- Task goal -
Locate every line below that contains the word "调整产品结构" and copy it.

Start of Material

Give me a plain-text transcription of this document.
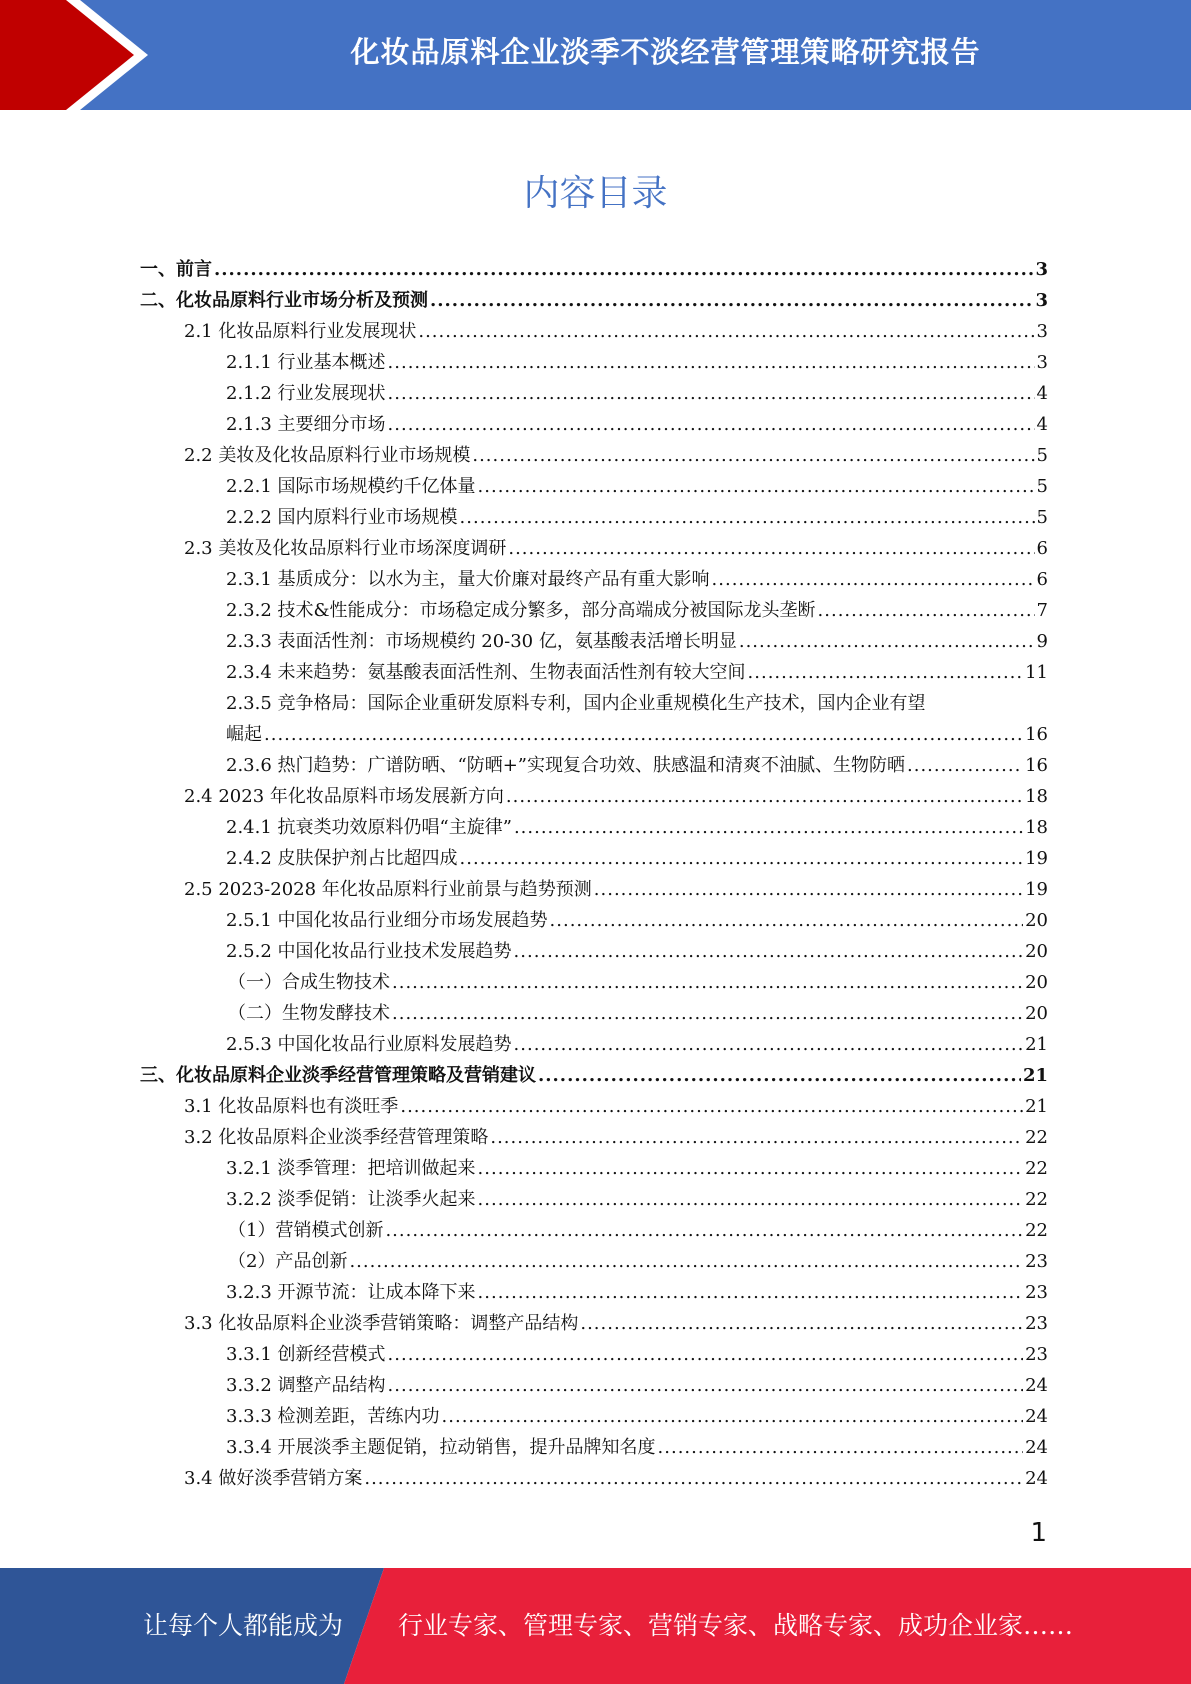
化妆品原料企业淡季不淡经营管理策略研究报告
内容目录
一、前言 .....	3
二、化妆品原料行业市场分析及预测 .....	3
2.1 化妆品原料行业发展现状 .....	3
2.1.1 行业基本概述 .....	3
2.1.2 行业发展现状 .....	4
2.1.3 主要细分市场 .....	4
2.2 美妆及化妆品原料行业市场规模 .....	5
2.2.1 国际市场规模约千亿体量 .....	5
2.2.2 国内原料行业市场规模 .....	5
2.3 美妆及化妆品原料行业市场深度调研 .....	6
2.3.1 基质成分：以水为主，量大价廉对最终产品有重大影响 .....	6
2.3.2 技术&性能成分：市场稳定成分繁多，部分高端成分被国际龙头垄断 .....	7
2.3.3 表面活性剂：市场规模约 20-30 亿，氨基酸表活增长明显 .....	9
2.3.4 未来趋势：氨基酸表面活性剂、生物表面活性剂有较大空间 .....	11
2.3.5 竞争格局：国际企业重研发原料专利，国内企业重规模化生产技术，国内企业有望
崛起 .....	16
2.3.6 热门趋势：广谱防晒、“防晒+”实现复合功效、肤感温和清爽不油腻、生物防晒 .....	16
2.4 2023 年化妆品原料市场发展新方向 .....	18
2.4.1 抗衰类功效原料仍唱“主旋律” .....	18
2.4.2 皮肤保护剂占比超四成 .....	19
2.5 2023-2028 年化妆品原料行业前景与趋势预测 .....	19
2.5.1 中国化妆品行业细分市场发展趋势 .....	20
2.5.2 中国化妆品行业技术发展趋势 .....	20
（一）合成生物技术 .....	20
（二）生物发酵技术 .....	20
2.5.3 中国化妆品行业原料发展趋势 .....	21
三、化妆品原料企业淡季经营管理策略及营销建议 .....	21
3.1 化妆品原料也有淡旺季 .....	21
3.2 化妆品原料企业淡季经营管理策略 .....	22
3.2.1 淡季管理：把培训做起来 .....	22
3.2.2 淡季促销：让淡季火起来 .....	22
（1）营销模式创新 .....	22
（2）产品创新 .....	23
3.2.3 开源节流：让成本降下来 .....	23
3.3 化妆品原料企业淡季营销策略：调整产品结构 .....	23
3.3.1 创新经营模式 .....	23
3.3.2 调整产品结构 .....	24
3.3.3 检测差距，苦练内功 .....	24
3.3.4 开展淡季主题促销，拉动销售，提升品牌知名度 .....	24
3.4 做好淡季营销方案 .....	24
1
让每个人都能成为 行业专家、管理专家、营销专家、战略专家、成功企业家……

End of Material

- Full answer -
3.3 化妆品原料企业淡季营销策略：调整产品结构 .....	23
3.3.2 调整产品结构 .....	24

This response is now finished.